Collected data entries
-*-*-
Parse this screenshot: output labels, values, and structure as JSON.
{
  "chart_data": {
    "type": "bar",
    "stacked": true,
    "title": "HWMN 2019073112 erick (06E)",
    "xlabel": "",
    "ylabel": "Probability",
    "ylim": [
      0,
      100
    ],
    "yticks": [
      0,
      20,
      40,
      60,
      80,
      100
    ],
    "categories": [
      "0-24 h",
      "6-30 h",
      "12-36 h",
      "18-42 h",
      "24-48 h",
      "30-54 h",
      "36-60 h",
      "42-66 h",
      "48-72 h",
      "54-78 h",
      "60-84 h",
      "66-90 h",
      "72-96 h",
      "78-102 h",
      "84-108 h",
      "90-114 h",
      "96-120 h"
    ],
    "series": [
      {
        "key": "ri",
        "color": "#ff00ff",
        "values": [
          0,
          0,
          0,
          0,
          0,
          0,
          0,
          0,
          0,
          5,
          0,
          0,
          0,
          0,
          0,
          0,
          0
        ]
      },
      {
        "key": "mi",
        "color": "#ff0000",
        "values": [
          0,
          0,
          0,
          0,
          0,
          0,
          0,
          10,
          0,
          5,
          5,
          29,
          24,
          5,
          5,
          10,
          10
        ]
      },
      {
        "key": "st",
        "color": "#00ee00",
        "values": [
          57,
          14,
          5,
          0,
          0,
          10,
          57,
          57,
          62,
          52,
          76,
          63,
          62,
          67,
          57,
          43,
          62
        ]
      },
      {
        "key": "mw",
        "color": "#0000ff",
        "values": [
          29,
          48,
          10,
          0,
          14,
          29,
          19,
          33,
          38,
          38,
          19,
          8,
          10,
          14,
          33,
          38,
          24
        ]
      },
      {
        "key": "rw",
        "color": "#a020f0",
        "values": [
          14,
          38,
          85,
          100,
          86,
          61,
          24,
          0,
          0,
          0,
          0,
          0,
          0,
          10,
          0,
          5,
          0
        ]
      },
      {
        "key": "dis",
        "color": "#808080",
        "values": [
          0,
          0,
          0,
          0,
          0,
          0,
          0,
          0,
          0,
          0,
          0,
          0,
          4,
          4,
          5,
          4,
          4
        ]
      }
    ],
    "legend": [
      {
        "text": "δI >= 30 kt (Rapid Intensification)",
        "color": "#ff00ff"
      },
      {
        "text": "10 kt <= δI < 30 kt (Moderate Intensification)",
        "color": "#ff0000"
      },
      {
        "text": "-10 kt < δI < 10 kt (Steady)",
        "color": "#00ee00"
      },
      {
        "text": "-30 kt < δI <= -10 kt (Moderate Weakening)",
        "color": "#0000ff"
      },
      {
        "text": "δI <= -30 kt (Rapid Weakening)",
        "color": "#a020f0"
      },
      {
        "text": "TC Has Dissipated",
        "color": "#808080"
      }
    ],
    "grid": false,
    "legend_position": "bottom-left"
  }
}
-*-*-
Out of the records, collect only those lines that contain the string "color".

= Solution to this problem =
        "color": "#ff00ff",
        "color": "#ff0000",
        "color": "#00ee00",
        "color": "#0000ff",
        "color": "#a020f0",
        "color": "#808080",
        "color": "#ff00ff"
        "color": "#ff0000"
        "color": "#00ee00"
        "color": "#0000ff"
        "color": "#a020f0"
        "color": "#808080"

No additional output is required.